## begin Recorded data

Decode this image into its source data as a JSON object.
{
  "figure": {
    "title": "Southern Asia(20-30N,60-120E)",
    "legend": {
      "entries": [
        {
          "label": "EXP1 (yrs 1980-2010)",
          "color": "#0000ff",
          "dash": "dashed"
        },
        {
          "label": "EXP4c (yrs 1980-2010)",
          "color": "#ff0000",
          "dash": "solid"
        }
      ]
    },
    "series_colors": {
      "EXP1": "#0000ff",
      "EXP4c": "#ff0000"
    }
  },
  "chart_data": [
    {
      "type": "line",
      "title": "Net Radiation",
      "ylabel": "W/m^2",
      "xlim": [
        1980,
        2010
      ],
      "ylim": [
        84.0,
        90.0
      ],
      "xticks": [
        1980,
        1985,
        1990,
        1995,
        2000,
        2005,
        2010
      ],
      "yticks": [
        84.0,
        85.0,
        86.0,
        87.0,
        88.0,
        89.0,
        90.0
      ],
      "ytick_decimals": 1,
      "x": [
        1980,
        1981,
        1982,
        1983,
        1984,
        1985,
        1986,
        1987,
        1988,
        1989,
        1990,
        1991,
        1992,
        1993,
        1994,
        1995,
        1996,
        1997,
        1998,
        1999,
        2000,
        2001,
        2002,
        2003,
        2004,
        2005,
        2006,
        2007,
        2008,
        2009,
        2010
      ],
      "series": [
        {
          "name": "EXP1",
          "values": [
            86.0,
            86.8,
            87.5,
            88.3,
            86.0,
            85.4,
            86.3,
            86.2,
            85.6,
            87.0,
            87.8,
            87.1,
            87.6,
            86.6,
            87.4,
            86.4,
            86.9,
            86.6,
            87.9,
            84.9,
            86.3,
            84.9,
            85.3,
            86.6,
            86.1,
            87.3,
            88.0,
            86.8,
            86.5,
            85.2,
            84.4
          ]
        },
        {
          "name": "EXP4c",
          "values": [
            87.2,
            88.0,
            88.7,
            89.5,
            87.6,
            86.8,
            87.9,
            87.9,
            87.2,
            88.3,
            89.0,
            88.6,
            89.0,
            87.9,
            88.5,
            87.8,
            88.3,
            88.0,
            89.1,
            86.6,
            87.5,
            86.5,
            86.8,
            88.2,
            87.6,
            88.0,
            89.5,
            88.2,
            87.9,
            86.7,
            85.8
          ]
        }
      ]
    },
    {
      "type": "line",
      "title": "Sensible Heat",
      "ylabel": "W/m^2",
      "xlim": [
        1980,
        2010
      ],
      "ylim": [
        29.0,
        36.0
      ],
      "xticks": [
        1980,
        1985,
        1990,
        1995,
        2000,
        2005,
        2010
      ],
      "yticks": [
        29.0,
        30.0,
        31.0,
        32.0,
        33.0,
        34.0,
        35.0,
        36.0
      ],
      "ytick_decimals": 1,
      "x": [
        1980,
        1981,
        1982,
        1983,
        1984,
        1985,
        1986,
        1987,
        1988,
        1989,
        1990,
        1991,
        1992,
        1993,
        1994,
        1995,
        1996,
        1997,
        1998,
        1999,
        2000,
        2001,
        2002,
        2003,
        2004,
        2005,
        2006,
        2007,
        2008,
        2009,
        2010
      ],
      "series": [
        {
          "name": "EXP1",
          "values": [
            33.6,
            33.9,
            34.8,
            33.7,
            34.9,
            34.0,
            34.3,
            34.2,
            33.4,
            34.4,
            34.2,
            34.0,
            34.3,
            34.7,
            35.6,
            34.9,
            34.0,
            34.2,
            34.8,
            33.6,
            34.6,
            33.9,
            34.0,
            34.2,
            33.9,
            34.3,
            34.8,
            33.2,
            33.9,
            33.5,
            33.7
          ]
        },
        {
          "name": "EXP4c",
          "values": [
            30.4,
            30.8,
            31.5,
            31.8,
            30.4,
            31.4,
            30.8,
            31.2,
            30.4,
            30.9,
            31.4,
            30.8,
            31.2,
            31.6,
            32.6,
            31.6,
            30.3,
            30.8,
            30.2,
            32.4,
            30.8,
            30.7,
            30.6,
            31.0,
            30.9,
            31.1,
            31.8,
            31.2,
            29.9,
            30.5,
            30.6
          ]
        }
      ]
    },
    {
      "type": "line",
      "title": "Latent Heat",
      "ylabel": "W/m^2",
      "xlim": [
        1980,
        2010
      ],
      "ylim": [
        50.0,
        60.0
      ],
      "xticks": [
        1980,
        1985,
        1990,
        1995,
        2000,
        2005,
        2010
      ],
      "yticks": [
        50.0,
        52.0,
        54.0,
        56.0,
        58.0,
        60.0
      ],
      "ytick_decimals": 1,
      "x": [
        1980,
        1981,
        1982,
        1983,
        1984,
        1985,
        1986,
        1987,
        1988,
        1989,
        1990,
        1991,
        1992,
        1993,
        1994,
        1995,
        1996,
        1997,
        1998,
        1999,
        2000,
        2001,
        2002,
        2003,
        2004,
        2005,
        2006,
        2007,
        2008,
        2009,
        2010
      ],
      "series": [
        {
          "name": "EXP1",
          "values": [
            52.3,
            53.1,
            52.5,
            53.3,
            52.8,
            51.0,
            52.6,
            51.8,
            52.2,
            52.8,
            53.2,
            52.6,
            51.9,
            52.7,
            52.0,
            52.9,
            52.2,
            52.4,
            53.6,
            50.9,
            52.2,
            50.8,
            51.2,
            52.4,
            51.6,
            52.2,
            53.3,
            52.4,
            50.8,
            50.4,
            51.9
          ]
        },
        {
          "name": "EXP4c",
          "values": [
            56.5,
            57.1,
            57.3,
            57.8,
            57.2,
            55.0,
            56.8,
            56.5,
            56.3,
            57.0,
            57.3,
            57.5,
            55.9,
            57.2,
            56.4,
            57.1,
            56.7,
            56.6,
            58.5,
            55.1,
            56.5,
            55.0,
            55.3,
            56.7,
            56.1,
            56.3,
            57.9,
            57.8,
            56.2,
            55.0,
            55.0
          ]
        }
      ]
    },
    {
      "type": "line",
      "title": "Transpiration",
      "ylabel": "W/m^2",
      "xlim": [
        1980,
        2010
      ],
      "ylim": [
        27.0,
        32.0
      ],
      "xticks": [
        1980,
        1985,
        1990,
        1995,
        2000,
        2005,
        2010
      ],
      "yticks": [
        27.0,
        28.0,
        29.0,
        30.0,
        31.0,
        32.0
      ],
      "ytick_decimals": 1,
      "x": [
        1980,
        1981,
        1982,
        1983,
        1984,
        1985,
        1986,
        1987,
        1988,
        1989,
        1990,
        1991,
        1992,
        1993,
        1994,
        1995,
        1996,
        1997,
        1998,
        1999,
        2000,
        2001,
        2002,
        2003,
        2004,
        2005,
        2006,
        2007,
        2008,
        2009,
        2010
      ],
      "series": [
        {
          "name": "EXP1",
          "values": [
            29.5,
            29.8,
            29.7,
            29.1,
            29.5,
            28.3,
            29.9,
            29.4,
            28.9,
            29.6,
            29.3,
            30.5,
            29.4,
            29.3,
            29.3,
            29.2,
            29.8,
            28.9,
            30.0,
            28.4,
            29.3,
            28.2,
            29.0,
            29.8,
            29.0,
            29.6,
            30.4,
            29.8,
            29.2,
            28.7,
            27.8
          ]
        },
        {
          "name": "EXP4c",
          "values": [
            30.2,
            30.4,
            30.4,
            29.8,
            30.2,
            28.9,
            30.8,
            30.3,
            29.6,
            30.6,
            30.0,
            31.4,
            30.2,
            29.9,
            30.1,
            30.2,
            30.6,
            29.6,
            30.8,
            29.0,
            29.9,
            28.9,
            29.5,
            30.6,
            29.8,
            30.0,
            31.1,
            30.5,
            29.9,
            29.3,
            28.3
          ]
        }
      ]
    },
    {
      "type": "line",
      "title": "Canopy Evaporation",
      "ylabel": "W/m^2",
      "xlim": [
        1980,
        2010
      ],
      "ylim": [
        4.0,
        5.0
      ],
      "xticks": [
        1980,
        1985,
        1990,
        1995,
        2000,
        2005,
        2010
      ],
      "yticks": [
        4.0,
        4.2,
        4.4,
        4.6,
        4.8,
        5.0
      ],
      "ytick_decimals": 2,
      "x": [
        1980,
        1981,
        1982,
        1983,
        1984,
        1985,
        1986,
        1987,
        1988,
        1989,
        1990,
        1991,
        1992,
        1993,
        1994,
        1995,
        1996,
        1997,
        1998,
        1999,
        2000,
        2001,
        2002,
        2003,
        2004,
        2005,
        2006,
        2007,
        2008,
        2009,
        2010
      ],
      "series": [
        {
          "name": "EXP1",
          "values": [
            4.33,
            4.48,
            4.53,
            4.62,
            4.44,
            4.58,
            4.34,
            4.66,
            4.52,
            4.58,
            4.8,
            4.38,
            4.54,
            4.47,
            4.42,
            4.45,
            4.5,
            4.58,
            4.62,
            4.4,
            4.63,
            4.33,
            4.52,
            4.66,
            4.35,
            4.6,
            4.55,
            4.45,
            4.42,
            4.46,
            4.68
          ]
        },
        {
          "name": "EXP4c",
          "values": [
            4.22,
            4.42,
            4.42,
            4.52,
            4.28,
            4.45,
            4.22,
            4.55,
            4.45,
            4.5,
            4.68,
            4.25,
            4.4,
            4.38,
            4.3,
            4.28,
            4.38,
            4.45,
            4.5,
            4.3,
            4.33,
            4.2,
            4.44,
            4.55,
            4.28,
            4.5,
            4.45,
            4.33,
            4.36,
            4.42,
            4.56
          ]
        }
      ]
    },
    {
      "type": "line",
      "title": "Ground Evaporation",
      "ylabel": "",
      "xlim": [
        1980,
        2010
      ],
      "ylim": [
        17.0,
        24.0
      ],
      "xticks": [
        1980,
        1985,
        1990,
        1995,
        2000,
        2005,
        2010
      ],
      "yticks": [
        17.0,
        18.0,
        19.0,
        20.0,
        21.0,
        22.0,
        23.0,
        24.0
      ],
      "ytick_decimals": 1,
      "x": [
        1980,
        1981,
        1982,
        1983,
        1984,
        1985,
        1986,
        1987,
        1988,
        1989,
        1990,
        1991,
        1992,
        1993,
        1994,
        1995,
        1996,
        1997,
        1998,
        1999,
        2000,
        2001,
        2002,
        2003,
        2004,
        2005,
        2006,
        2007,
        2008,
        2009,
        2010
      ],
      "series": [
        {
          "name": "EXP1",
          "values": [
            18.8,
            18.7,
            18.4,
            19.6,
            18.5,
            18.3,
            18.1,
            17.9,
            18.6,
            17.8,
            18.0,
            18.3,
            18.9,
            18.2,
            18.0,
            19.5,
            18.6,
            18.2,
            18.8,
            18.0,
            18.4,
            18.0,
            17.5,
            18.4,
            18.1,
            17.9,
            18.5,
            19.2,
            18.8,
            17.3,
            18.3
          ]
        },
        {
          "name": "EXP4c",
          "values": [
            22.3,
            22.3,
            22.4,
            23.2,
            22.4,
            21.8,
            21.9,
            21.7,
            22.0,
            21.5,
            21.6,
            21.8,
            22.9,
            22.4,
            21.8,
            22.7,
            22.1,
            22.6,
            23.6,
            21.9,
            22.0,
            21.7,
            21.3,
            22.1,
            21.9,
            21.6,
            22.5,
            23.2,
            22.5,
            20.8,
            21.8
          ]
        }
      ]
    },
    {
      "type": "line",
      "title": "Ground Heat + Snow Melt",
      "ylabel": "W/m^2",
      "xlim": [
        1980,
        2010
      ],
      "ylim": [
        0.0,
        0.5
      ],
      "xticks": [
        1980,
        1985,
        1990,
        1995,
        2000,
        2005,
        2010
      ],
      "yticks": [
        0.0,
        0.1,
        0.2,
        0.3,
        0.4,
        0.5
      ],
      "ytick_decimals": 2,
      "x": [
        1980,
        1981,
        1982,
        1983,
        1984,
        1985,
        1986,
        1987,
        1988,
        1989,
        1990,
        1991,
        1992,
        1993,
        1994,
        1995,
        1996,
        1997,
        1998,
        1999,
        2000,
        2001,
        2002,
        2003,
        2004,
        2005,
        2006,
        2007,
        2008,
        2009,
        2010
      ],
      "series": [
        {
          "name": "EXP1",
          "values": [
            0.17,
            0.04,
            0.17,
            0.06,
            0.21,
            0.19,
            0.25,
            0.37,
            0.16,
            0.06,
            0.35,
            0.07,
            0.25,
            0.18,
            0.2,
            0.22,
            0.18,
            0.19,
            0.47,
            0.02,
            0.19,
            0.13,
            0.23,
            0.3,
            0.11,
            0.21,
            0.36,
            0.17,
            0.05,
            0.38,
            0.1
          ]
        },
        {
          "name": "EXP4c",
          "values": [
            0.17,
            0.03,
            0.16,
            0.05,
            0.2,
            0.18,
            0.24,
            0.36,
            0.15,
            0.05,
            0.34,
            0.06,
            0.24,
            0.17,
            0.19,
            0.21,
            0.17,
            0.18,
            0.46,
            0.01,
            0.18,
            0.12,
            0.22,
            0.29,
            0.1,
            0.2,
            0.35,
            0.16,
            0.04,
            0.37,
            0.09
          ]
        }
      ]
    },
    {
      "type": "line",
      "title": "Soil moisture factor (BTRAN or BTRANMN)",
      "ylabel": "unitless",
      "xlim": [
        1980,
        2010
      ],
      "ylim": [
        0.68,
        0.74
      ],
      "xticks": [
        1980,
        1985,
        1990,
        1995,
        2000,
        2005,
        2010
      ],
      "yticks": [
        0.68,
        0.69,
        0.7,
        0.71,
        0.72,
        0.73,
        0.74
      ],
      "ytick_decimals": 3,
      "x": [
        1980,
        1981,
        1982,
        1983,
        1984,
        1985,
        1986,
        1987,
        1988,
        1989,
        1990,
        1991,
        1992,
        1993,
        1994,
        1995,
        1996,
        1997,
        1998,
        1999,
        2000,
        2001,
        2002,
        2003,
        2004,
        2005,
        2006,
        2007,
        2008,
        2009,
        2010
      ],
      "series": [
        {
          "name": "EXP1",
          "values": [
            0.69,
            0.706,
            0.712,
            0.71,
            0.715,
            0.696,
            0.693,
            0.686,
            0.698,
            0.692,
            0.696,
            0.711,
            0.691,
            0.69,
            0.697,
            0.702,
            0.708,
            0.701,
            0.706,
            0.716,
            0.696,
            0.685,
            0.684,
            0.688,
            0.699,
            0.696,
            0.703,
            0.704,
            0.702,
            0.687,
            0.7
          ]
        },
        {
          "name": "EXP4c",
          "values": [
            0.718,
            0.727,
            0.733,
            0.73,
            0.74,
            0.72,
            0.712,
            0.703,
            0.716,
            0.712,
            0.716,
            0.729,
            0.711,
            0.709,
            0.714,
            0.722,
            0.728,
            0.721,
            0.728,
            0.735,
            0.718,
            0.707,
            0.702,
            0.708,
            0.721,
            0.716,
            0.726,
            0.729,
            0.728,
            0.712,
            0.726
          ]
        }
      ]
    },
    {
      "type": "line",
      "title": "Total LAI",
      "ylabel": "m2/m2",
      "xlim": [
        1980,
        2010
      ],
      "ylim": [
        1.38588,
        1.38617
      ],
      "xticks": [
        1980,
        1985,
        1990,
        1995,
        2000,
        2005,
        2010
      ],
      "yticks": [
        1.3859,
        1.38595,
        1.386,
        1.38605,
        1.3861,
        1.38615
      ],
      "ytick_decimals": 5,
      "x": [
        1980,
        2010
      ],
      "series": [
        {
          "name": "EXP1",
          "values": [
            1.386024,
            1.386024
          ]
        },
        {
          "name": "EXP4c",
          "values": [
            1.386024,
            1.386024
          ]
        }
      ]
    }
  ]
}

## end Recorded data

• Problem: Search the data above for the string "Heat" and return every line that has it.

• Correct response:
      "title": "Sensible Heat",
      "title": "Latent Heat",
      "title": "Ground Heat + Snow Melt",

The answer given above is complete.